Dataset entries
================
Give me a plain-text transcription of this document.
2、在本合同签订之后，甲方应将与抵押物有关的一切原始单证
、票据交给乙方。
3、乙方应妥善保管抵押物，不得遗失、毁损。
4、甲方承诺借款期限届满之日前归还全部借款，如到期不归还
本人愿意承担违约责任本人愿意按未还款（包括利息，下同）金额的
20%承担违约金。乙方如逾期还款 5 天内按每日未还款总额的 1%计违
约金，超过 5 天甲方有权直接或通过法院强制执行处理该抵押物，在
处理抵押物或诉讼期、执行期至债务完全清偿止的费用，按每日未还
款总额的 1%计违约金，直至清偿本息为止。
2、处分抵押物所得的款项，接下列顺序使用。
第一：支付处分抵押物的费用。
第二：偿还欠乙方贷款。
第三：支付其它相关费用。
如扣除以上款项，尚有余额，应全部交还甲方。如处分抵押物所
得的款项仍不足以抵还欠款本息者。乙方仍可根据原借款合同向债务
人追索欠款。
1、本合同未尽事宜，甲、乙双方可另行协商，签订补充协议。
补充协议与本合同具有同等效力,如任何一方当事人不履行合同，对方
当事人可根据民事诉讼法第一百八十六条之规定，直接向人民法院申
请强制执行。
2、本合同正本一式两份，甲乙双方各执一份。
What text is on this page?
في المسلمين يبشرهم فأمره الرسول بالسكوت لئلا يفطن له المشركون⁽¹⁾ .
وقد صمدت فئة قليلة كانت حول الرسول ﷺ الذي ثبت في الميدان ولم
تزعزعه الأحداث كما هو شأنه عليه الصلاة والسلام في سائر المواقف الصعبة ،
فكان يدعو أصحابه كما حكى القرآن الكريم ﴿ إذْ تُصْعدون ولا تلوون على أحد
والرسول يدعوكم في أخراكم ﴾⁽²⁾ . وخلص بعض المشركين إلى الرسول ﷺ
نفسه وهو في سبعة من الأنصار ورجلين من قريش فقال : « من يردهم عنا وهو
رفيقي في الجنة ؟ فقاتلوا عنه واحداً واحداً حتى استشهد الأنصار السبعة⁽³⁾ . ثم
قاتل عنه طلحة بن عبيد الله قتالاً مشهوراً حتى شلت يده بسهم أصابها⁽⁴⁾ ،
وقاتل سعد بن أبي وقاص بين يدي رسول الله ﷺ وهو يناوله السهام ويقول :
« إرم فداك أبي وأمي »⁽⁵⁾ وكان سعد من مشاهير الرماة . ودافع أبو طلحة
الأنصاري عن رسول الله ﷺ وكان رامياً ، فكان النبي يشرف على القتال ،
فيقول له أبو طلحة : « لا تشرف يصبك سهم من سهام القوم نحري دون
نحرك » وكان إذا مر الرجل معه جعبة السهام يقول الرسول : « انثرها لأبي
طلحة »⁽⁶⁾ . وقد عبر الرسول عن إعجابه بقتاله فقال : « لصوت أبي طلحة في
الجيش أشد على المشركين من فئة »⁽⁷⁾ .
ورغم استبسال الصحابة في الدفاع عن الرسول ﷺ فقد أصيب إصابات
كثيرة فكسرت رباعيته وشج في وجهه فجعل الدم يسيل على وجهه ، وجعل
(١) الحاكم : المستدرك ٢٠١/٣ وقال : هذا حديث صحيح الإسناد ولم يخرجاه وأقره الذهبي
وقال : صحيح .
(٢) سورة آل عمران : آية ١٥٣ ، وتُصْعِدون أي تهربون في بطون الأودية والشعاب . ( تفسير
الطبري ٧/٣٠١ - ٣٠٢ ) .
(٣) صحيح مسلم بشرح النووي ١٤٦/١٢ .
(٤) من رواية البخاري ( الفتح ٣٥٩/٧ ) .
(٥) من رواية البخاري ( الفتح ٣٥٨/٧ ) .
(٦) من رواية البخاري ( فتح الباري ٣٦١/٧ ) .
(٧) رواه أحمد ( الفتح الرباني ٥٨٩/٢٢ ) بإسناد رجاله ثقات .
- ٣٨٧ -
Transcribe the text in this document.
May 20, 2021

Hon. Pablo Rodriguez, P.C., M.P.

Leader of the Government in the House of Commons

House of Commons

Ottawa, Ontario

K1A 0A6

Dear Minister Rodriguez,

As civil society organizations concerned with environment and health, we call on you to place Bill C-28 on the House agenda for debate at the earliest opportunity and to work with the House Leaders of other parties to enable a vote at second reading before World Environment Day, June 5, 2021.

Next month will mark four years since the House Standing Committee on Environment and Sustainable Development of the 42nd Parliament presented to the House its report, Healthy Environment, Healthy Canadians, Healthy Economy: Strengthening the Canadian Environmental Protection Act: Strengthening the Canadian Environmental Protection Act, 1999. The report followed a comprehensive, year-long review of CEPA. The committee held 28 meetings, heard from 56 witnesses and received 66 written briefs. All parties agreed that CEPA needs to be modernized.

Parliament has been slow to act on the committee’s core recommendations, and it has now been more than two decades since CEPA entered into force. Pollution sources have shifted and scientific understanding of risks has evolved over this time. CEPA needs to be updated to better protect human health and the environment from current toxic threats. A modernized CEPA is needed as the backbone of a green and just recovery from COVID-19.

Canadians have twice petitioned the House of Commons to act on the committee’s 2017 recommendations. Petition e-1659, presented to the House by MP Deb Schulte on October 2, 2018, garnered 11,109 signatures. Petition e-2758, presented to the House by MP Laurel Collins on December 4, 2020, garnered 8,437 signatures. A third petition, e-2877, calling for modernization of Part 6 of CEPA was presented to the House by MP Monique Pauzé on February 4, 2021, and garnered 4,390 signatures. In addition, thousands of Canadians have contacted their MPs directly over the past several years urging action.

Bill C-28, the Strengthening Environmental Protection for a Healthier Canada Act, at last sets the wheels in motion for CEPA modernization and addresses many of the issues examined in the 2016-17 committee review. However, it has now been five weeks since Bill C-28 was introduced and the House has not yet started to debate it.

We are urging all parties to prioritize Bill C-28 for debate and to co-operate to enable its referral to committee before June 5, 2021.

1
================
## [YOUR OBJECTIVE]
Your task is to list each line of the records with the word "فكان".

## [RESULT]
فكان يدعو أصحابه كما حكى القرآن الكريم ﴿ إذْ تُصْعدون ولا تلوون على أحد
الأنصاري عن رسول الله ﷺ وكان رامياً ، فكان النبي يشرف على القتال ،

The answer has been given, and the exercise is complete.